Task to complete: Render every entry exactly as it appears.

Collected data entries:
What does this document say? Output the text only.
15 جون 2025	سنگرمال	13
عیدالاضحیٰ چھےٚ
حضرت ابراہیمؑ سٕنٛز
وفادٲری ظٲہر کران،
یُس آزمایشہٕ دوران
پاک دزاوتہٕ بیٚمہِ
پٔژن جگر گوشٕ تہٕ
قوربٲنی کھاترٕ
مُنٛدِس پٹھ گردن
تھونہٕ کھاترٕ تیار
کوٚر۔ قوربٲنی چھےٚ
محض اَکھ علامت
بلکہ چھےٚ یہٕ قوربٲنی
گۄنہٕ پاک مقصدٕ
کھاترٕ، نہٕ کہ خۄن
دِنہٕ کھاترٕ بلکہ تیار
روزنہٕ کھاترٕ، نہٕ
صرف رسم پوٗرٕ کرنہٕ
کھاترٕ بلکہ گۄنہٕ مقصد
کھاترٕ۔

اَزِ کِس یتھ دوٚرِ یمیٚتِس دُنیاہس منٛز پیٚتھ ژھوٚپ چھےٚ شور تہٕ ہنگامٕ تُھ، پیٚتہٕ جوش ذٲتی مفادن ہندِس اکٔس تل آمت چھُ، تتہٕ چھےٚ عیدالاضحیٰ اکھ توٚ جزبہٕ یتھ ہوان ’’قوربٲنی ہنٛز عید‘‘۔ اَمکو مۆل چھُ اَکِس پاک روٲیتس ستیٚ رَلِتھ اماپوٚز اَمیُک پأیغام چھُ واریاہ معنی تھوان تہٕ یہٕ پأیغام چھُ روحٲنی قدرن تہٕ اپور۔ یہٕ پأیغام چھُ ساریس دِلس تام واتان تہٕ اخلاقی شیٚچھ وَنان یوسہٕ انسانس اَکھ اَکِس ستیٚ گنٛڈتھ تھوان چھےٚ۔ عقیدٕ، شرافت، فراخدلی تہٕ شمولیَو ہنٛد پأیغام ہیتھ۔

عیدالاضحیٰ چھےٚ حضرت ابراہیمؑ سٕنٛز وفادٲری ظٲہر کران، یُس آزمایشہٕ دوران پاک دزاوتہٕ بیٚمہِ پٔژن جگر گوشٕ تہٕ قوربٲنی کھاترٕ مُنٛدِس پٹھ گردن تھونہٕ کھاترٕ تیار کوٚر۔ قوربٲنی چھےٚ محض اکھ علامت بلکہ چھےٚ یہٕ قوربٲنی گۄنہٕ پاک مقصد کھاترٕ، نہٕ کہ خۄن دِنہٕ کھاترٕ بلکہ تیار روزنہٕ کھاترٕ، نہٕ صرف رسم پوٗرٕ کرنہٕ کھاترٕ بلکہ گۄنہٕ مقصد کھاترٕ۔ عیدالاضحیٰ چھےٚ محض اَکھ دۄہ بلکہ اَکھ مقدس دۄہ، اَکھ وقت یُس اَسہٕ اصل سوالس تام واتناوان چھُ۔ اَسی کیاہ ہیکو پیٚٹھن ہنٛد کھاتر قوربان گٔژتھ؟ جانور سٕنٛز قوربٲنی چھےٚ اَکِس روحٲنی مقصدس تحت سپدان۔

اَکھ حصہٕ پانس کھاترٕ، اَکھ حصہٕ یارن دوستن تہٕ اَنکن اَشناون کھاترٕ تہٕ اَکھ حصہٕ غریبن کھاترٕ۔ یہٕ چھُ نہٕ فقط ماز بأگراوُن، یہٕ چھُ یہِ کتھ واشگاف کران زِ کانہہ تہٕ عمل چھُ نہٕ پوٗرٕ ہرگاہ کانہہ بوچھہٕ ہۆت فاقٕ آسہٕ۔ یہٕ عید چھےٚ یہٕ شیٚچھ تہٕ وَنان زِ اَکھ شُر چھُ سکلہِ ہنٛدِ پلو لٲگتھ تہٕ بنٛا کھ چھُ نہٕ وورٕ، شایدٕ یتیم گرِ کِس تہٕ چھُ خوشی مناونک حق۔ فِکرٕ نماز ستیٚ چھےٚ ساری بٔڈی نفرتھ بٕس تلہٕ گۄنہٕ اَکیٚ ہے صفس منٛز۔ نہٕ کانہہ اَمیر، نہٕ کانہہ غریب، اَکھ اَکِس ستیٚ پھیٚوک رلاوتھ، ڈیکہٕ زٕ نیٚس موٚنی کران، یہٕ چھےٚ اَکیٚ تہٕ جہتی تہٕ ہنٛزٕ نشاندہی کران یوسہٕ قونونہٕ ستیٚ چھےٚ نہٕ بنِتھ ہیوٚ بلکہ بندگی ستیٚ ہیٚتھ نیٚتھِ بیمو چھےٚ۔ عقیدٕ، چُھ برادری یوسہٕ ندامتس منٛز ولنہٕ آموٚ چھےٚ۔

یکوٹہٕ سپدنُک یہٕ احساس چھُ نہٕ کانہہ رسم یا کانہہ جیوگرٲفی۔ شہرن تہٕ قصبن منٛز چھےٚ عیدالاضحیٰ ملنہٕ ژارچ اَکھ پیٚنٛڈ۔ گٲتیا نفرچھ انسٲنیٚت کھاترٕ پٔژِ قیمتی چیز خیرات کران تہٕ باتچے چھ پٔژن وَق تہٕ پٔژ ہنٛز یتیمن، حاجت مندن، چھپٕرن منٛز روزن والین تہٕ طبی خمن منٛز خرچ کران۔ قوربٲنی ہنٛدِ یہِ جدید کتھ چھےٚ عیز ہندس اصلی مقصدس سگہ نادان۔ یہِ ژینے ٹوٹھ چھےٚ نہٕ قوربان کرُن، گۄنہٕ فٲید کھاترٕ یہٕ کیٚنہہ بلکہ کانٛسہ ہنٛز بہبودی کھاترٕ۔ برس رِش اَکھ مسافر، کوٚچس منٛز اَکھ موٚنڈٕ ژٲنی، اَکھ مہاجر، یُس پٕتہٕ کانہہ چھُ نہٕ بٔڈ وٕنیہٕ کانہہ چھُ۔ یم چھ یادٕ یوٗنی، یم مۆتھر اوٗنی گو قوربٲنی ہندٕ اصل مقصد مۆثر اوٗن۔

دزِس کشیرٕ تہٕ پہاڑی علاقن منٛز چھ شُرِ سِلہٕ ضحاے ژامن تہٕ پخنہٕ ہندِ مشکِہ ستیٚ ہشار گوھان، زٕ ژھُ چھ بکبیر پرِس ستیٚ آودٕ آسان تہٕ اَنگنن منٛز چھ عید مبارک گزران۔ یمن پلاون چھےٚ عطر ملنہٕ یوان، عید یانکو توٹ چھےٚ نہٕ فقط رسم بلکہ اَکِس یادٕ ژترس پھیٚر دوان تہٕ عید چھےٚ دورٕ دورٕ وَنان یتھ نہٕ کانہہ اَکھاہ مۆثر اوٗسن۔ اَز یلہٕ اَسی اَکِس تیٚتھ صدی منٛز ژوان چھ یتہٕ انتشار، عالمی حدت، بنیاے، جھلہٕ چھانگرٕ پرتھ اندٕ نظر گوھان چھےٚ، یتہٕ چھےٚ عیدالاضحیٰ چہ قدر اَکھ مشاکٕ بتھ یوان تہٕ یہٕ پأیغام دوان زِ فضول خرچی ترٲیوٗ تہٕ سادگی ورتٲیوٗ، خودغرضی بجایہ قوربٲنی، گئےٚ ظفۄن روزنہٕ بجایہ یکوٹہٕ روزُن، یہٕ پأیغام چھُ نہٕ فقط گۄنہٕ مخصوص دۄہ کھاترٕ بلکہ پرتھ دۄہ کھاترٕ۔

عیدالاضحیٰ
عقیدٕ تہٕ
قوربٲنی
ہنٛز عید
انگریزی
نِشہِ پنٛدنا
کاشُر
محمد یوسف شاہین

Full solution:
What does this document say? Output the text only.
15 جون 2025	سنگرمال	13
عیدالاضحیٰ چھےٚ
حضرت ابراہیمؑ سٕنٛز
وفادٲری ظٲہر کران،
یُس آزمایشہٕ دوران
پاک دزاوتہٕ بیٚمہِ
پٔژن جگر گوشٕ تہٕ
قوربٲنی کھاترٕ
مُنٛدِس پٹھ گردن
تھونہٕ کھاترٕ تیار
کوٚر۔ قوربٲنی چھےٚ
محض اَکھ علامت
بلکہ چھےٚ یہٕ قوربٲنی
گۄنہٕ پاک مقصدٕ
کھاترٕ، نہٕ کہ خۄن
دِنہٕ کھاترٕ بلکہ تیار
روزنہٕ کھاترٕ، نہٕ
صرف رسم پوٗرٕ کرنہٕ
کھاترٕ بلکہ گۄنہٕ مقصد
کھاترٕ۔

اَزِ کِس یتھ دوٚرِ یمیٚتِس دُنیاہس منٛز پیٚتھ ژھوٚپ چھےٚ شور تہٕ ہنگامٕ تُھ، پیٚتہٕ جوش ذٲتی مفادن ہندِس اکٔس تل آمت چھُ، تتہٕ چھےٚ عیدالاضحیٰ اکھ توٚ جزبہٕ یتھ ہوان ’’قوربٲنی ہنٛز عید‘‘۔ اَمکو مۆل چھُ اَکِس پاک روٲیتس ستیٚ رَلِتھ اماپوٚز اَمیُک پأیغام چھُ واریاہ معنی تھوان تہٕ یہٕ پأیغام چھُ روحٲنی قدرن تہٕ اپور۔ یہٕ پأیغام چھُ ساریس دِلس تام واتان تہٕ اخلاقی شیٚچھ وَنان یوسہٕ انسانس اَکھ اَکِس ستیٚ گنٛڈتھ تھوان چھےٚ۔ عقیدٕ، شرافت، فراخدلی تہٕ شمولیَو ہنٛد پأیغام ہیتھ۔

عیدالاضحیٰ چھےٚ حضرت ابراہیمؑ سٕنٛز وفادٲری ظٲہر کران، یُس آزمایشہٕ دوران پاک دزاوتہٕ بیٚمہِ پٔژن جگر گوشٕ تہٕ قوربٲنی کھاترٕ مُنٛدِس پٹھ گردن تھونہٕ کھاترٕ تیار کوٚر۔ قوربٲنی چھےٚ محض اکھ علامت بلکہ چھےٚ یہٕ قوربٲنی گۄنہٕ پاک مقصد کھاترٕ، نہٕ کہ خۄن دِنہٕ کھاترٕ بلکہ تیار روزنہٕ کھاترٕ، نہٕ صرف رسم پوٗرٕ کرنہٕ کھاترٕ بلکہ گۄنہٕ مقصد کھاترٕ۔ عیدالاضحیٰ چھےٚ محض اَکھ دۄہ بلکہ اَکھ مقدس دۄہ، اَکھ وقت یُس اَسہٕ اصل سوالس تام واتناوان چھُ۔ اَسی کیاہ ہیکو پیٚٹھن ہنٛد کھاتر قوربان گٔژتھ؟ جانور سٕنٛز قوربٲنی چھےٚ اَکِس روحٲنی مقصدس تحت سپدان۔

اَکھ حصہٕ پانس کھاترٕ، اَکھ حصہٕ یارن دوستن تہٕ اَنکن اَشناون کھاترٕ تہٕ اَکھ حصہٕ غریبن کھاترٕ۔ یہٕ چھُ نہٕ فقط ماز بأگراوُن، یہٕ چھُ یہِ کتھ واشگاف کران زِ کانہہ تہٕ عمل چھُ نہٕ پوٗرٕ ہرگاہ کانہہ بوچھہٕ ہۆت فاقٕ آسہٕ۔ یہٕ عید چھےٚ یہٕ شیٚچھ تہٕ وَنان زِ اَکھ شُر چھُ سکلہِ ہنٛدِ پلو لٲگتھ تہٕ بنٛا کھ چھُ نہٕ وورٕ، شایدٕ یتیم گرِ کِس تہٕ چھُ خوشی مناونک حق۔ فِکرٕ نماز ستیٚ چھےٚ ساری بٔڈی نفرتھ بٕس تلہٕ گۄنہٕ اَکیٚ ہے صفس منٛز۔ نہٕ کانہہ اَمیر، نہٕ کانہہ غریب، اَکھ اَکِس ستیٚ پھیٚوک رلاوتھ، ڈیکہٕ زٕ نیٚس موٚنی کران، یہٕ چھےٚ اَکیٚ تہٕ جہتی تہٕ ہنٛزٕ نشاندہی کران یوسہٕ قونونہٕ ستیٚ چھےٚ نہٕ بنِتھ ہیوٚ بلکہ بندگی ستیٚ ہیٚتھ نیٚتھِ بیمو چھےٚ۔ عقیدٕ، چُھ برادری یوسہٕ ندامتس منٛز ولنہٕ آموٚ چھےٚ۔

یکوٹہٕ سپدنُک یہٕ احساس چھُ نہٕ کانہہ رسم یا کانہہ جیوگرٲفی۔ شہرن تہٕ قصبن منٛز چھےٚ عیدالاضحیٰ ملنہٕ ژارچ اَکھ پیٚنٛڈ۔ گٲتیا نفرچھ انسٲنیٚت کھاترٕ پٔژِ قیمتی چیز خیرات کران تہٕ باتچے چھ پٔژن وَق تہٕ پٔژ ہنٛز یتیمن، حاجت مندن، چھپٕرن منٛز روزن والین تہٕ طبی خمن منٛز خرچ کران۔ قوربٲنی ہنٛدِ یہِ جدید کتھ چھےٚ عیز ہندس اصلی مقصدس سگہ نادان۔ یہِ ژینے ٹوٹھ چھےٚ نہٕ قوربان کرُن، گۄنہٕ فٲید کھاترٕ یہٕ کیٚنہہ بلکہ کانٛسہ ہنٛز بہبودی کھاترٕ۔ برس رِش اَکھ مسافر، کوٚچس منٛز اَکھ موٚنڈٕ ژٲنی، اَکھ مہاجر، یُس پٕتہٕ کانہہ چھُ نہٕ بٔڈ وٕنیہٕ کانہہ چھُ۔ یم چھ یادٕ یوٗنی، یم مۆتھر اوٗنی گو قوربٲنی ہندٕ اصل مقصد مۆثر اوٗن۔

دزِس کشیرٕ تہٕ پہاڑی علاقن منٛز چھ شُرِ سِلہٕ ضحاے ژامن تہٕ پخنہٕ ہندِ مشکِہ ستیٚ ہشار گوھان، زٕ ژھُ چھ بکبیر پرِس ستیٚ آودٕ آسان تہٕ اَنگنن منٛز چھ عید مبارک گزران۔ یمن پلاون چھےٚ عطر ملنہٕ یوان، عید یانکو توٹ چھےٚ نہٕ فقط رسم بلکہ اَکِس یادٕ ژترس پھیٚر دوان تہٕ عید چھےٚ دورٕ دورٕ وَنان یتھ نہٕ کانہہ اَکھاہ مۆثر اوٗسن۔ اَز یلہٕ اَسی اَکِس تیٚتھ صدی منٛز ژوان چھ یتہٕ انتشار، عالمی حدت، بنیاے، جھلہٕ چھانگرٕ پرتھ اندٕ نظر گوھان چھےٚ، یتہٕ چھےٚ عیدالاضحیٰ چہ قدر اَکھ مشاکٕ بتھ یوان تہٕ یہٕ پأیغام دوان زِ فضول خرچی ترٲیوٗ تہٕ سادگی ورتٲیوٗ، خودغرضی بجایہ قوربٲنی، گئےٚ ظفۄن روزنہٕ بجایہ یکوٹہٕ روزُن، یہٕ پأیغام چھُ نہٕ فقط گۄنہٕ مخصوص دۄہ کھاترٕ بلکہ پرتھ دۄہ کھاترٕ۔

عیدالاضحیٰ
عقیدٕ تہٕ
قوربٲنی
ہنٛز عید
انگریزی
نِشہِ پنٛدنا
کاشُر
محمد یوسف شاہین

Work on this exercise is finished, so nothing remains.